Pictures stay out of the copy; output exactly the lines from the one containing "Read out every word on this page." through the end of the material.

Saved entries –
________________________________________

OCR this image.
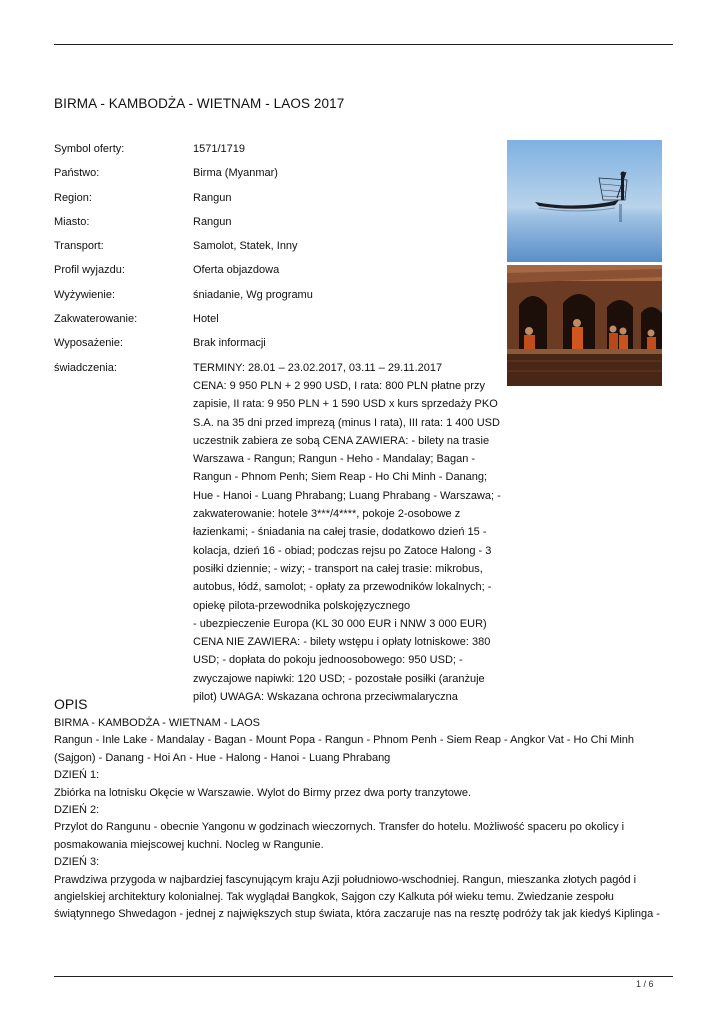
BIRMA - KAMBODŻA - WIETNAM - LAOS 2017
Symbol oferty:	1571/1719
Państwo:	Birma (Myanmar)
Region:	Rangun
Miasto:	Rangun
Transport:	Samolot, Statek, Inny
Profil wyjazdu:	Oferta objazdowa
Wyżywienie:	śniadanie, Wg programu
Zakwaterowanie:	Hotel
Wyposażenie:	Brak informacji
świadczenia:	TERMINY: 28.01 – 23.02.2017, 03.11 – 29.11.2017
CENA: 9 950 PLN + 2 990 USD, I rata: 800 PLN płatne przy
zapisie, II rata: 9 950 PLN + 1 590 USD x kurs sprzedaży PKO
S.A. na 35 dni przed imprezą (minus I rata), III rata: 1 400 USD
uczestnik zabiera ze sobą CENA ZAWIERA: - bilety na trasie
Warszawa - Rangun; Rangun - Heho - Mandalay; Bagan -
Rangun - Phnom Penh; Siem Reap - Ho Chi Minh - Danang;
Hue - Hanoi - Luang Phrabang; Luang Phrabang - Warszawa; -
zakwaterowanie: hotele 3***/4****, pokoje 2-osobowe z
łazienkami; - śniadania na całej trasie, dodatkowo dzień 15 -
kolacja, dzień 16 - obiad; podczas rejsu po Zatoce Halong - 3
posiłki dziennie; - wizy; - transport na całej trasie: mikrobus,
autobus, łódź, samolot; - opłaty za przewodników lokalnych; -
opiekę pilota-przewodnika polskojęzycznego
- ubezpieczenie Europa (KL 30 000 EUR i NNW 3 000 EUR)
CENA NIE ZAWIERA: - bilety wstępu i opłaty lotniskowe: 380
USD; - dopłata do pokoju jednoosobowego: 950 USD; -
zwyczajowe napiwki: 120 USD; - pozostałe posiłki (aranżuje
pilot) UWAGA: Wskazana ochrona przeciwmalaryczna
OPIS

BIRMA - KAMBODŻA - WIETNAM - LAOS

Rangun - Inle Lake - Mandalay - Bagan - Mount Popa - Rangun - Phnom Penh - Siem Reap - Angkor Vat - Ho Chi Minh

(Sajgon) - Danang - Hoi An - Hue - Halong - Hanoi - Luang Phrabang

DZIEŃ 1:

Zbiórka na lotnisku Okęcie w Warszawie. Wylot do Birmy przez dwa porty tranzytowe.

DZIEŃ 2:

Przylot do Rangunu - obecnie Yangonu w godzinach wieczornych. Transfer do hotelu. Możliwość spaceru po okolicy i

posmakowania miejscowej kuchni. Nocleg w Rangunie.

DZIEŃ 3:

Prawdziwa przygoda w najbardziej fascynującym kraju Azji południowo-wschodniej. Rangun, mieszanka złotych pagód i

angielskiej architektury kolonialnej. Tak wyglądał Bangkok, Sajgon czy Kalkuta pół wieku temu. Zwiedzanie zespołu

świątynnego Shwedagon - jednej z największych stup świata, która zaczaruje nas na resztę podróży tak jak kiedyś Kiplinga -

1 / 6
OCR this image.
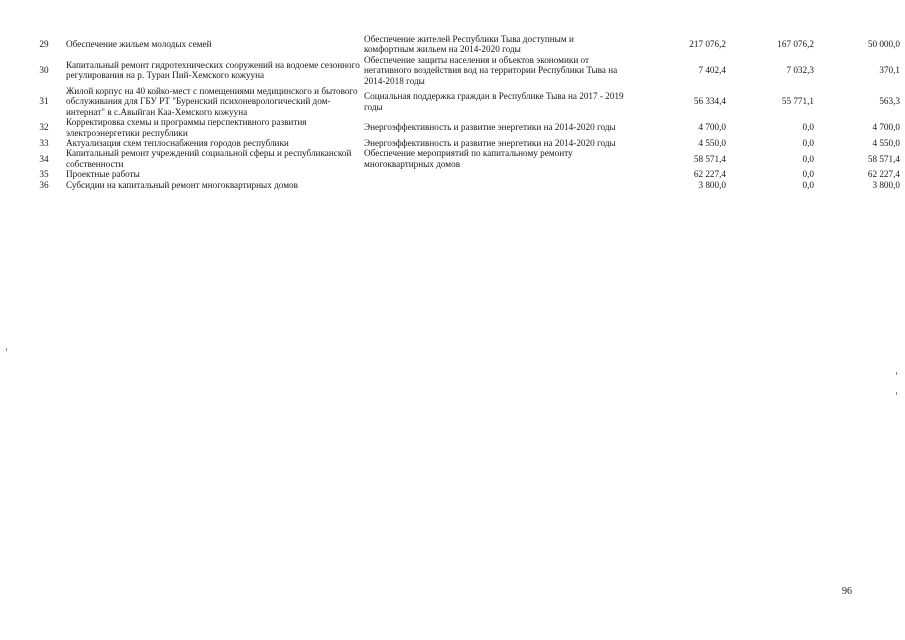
29	Обеспечение жильем молодых семей	Обеспечение жителей Республики Тыва доступным и комфортным жильем на 2014-2020 годы	217 076,2	167 076,2	50 000,0
30	Капитальный ремонт гидротехнических сооружений на водоеме сезонного регулирования на р. Туран Пий-Хемского кожууна	Обеспечение защиты населения и объектов экономики от негативного воздействия вод на территории Республики Тыва на 2014-2018 годы	7 402,4	7 032,3	370,1
31	Жилой корпус на 40 койко-мест с помещениями медицинского и бытового обслуживания для ГБУ РТ "Буренский психоневрологический дом-интернат" в с.Авыйган Каа-Хемского кожууна	Социальная поддержка граждан в Республике Тыва на 2017 - 2019 годы	56 334,4	55 771,1	563,3
32	Корректировка схемы и программы перспективного развития электроэнергетики республики	Энергоэффективность и развитие энергетики на 2014-2020 годы	4 700,0	0,0	4 700,0
33	Актуализация схем теплоснабжения городов республики	Энергоэффективность и развитие энергетики на 2014-2020 годы	4 550,0	0,0	4 550,0
34	Капитальный ремонт учреждений социальной сферы и республиканской собственности	Обеспечение мероприятий по капитальному ремонту многоквартирных домов	58 571,4	0,0	58 571,4
35	Проектные работы		62 227,4	0,0	62 227,4
36	Субсидии на капитальный ремонт многоквартирных домов		3 800,0	0,0	3 800,0
96
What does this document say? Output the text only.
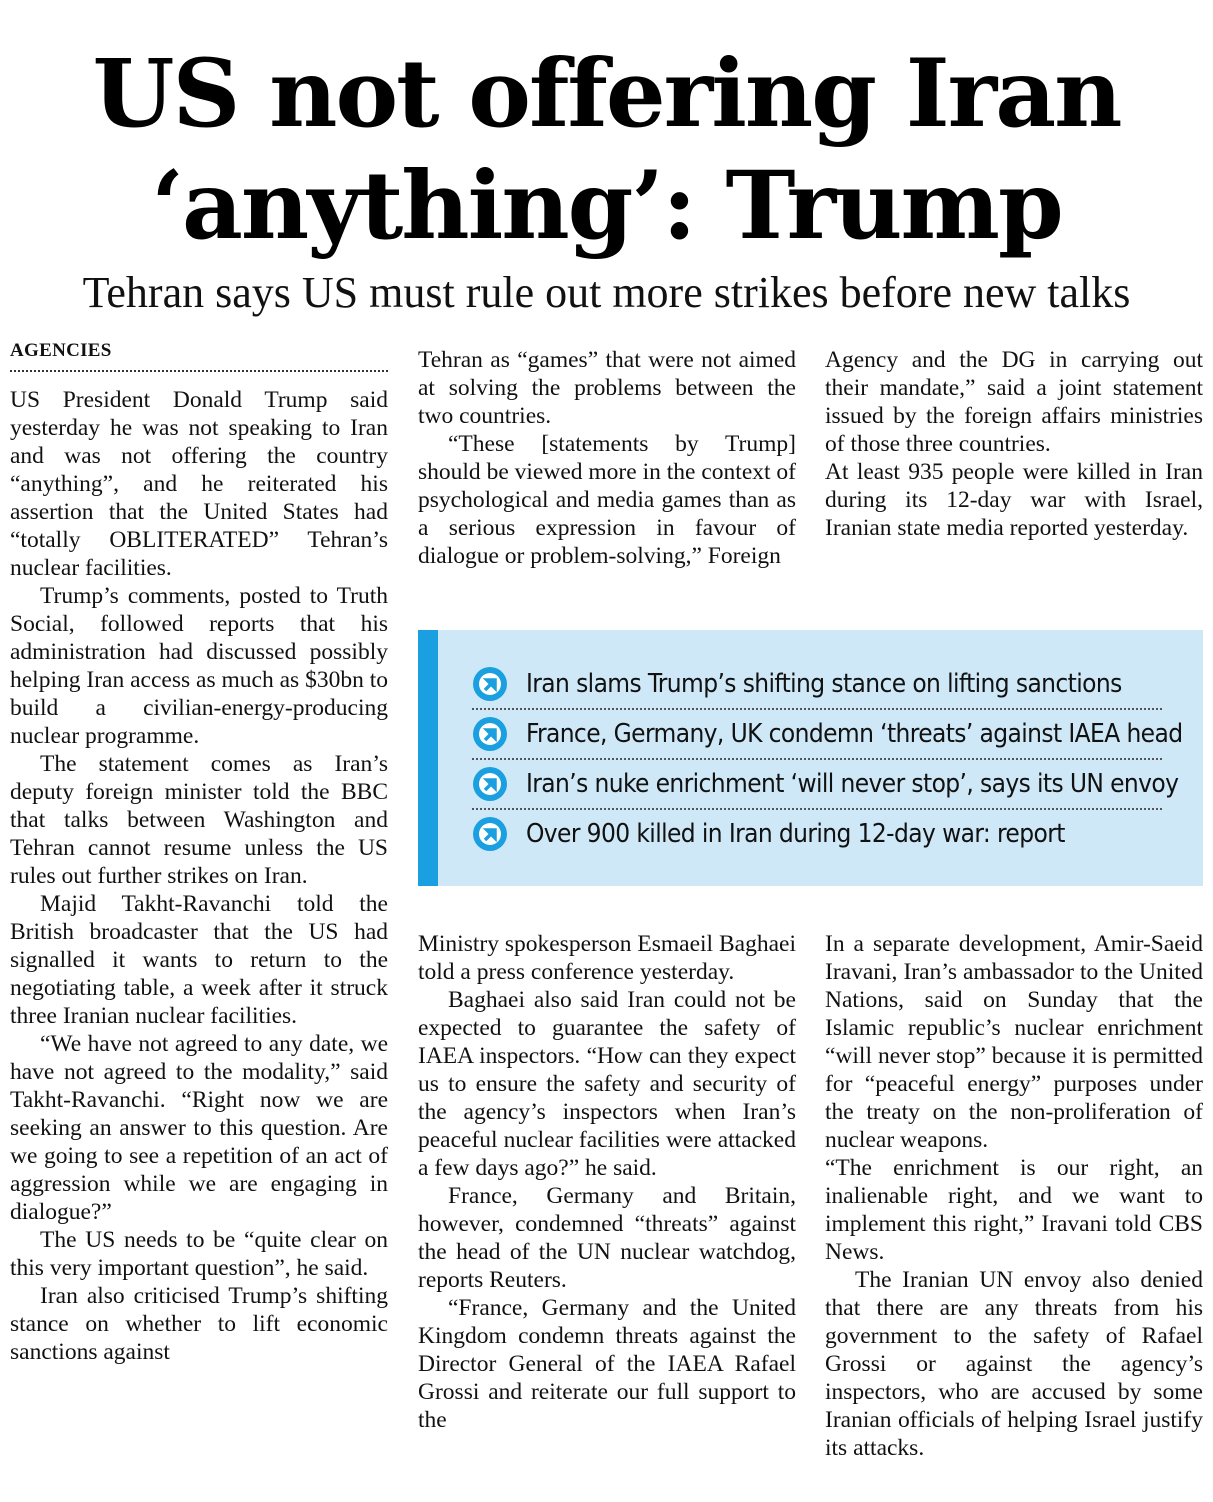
US not offering Iran
‘anything’: Trump
Tehran says US must rule out more strikes before new talks
AGENCIES

US President Donald Trump said yesterday he was not speaking to Iran and was not offering the country “anything”, and he reiterated his assertion that the United States had “totally OBLITERATED” Tehran’s nuclear facilities.

Trump’s comments, posted to Truth Social, followed reports that his administration had discussed possibly helping Iran access as much as $30bn to build a civilian-energy-producing nuclear programme.

The statement comes as Iran’s deputy foreign minister told the BBC that talks between Washington and Tehran cannot resume unless the US rules out further strikes on Iran.

Majid Takht-Ravanchi told the British broadcaster that the US had signalled it wants to return to the negotiating table, a week after it struck three Iranian nuclear facilities.

“We have not agreed to any date, we have not agreed to the modality,” said Takht-Ravanchi. “Right now we are seeking an answer to this question. Are we going to see a repetition of an act of aggression while we are engaging in dialogue?”

The US needs to be “quite clear on this very important question”, he said.

Iran also criticised Trump’s shifting stance on whether to lift economic sanctions against

Tehran as “games” that were not aimed at solving the problems between the two countries.

“These [statements by Trump] should be viewed more in the context of psychological and media games than as a serious expression in favour of dialogue or problem-solving,” Foreign

Agency and the DG in carrying out their mandate,” said a joint statement issued by the foreign affairs ministries of those three countries.

At least 935 people were killed in Iran during its 12-day war with Israel, Iranian state media reported yesterday.

Iran slams Trump’s shifting stance on lifting sanctions
France, Germany, UK condemn ‘threats’ against IAEA head
Iran’s nuke enrichment ‘will never stop’, says its UN envoy
Over 900 killed in Iran during 12-day war: report

Ministry spokesperson Esmaeil Baghaei told a press conference yesterday.

Baghaei also said Iran could not be expected to guarantee the safety of IAEA inspectors. “How can they expect us to ensure the safety and security of the agency’s inspectors when Iran’s peaceful nuclear facilities were attacked a few days ago?” he said.

France, Germany and Britain, however, condemned “threats” against the head of the UN nuclear watchdog, reports Reuters.

“France, Germany and the United Kingdom condemn threats against the Director General of the IAEA Rafael Grossi and reiterate our full support to the

In a separate development, Amir-Saeid Iravani, Iran’s ambassador to the United Nations, said on Sunday that the Islamic republic’s nuclear enrichment “will never stop” because it is permitted for “peaceful energy” purposes under the treaty on the non-proliferation of nuclear weapons.

“The enrichment is our right, an inalienable right, and we want to implement this right,” Iravani told CBS News.

The Iranian UN envoy also denied that there are any threats from his government to the safety of Rafael Grossi or against the agency’s inspectors, who are accused by some Iranian officials of helping Israel justify its attacks.
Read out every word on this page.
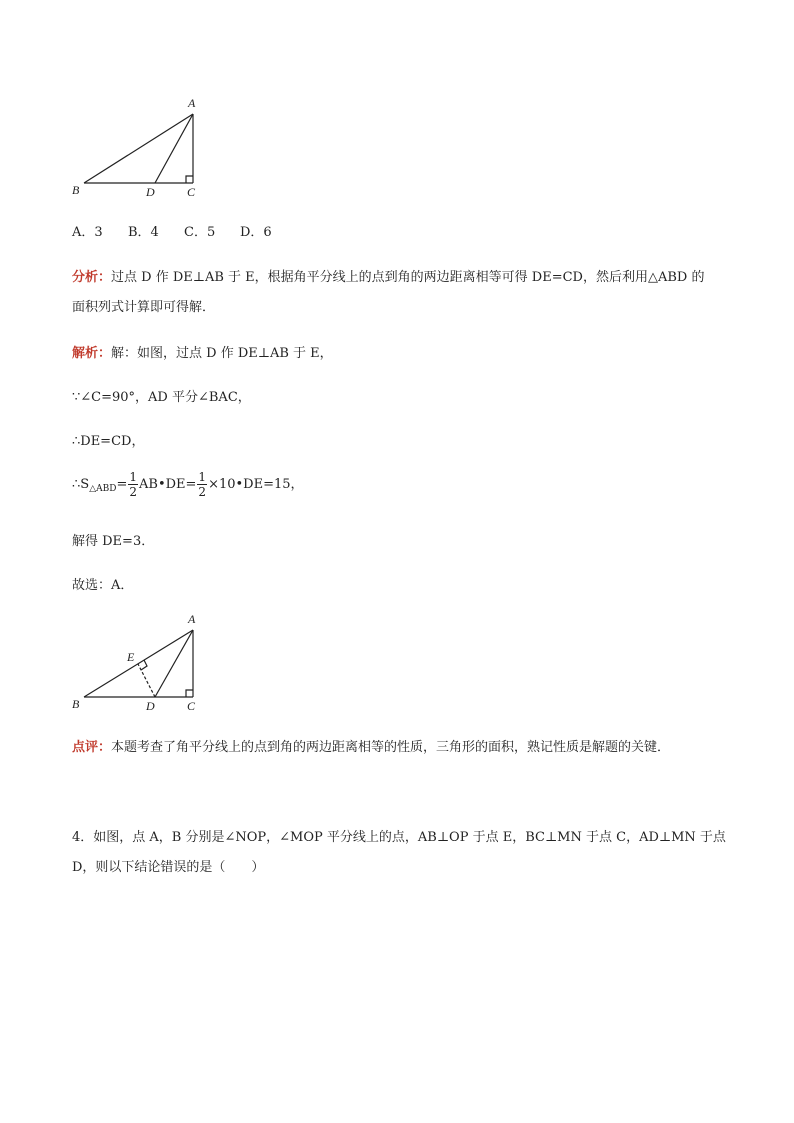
A
B	D	C
A．3 B．4 C．5 D．6
分析：过点 D 作 DE⊥AB 于 E，根据角平分线上的点到角的两边距离相等可得 DE=CD，然后利用△ABD 的
面积列式计算即可得解．
解析：解：如图，过点 D 作 DE⊥AB 于 E，
∵∠C=90°，AD 平分∠BAC，
∴DE=CD，
$\therefore S_{\triangle ABD}= \frac{1}{2}$ AB•DE= $\frac{1}{2}$ ×10•DE=15，
解得 DE=3．
故选：A．
A
E
B	D	C
点评：本题考查了角平分线上的点到角的两边距离相等的性质，三角形的面积，熟记性质是解题的关键．
4．如图，点 A，B 分别是∠NOP，∠MOP 平分线上的点，AB⊥OP 于点 E，BC⊥MN 于点 C，AD⊥MN 于点
D，则以下结论错误的是（　　）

________________________________________

Result of this task –
Read out every word on this page.
A
B	D	C
A．3 B．4 C．5 D．6
分析：过点 D 作 DE⊥AB 于 E，根据角平分线上的点到角的两边距离相等可得 DE=CD，然后利用△ABD 的
面积列式计算即可得解．
解析：解：如图，过点 D 作 DE⊥AB 于 E，
∵∠C=90°，AD 平分∠BAC，
∴DE=CD，
$\therefore S_{\triangle ABD}= \frac{1}{2}$ AB•DE= $\frac{1}{2}$ ×10•DE=15，
解得 DE=3．
故选：A．
A
E
B	D	C
点评：本题考查了角平分线上的点到角的两边距离相等的性质，三角形的面积，熟记性质是解题的关键．
4．如图，点 A，B 分别是∠NOP，∠MOP 平分线上的点，AB⊥OP 于点 E，BC⊥MN 于点 C，AD⊥MN 于点
D，则以下结论错误的是（　　）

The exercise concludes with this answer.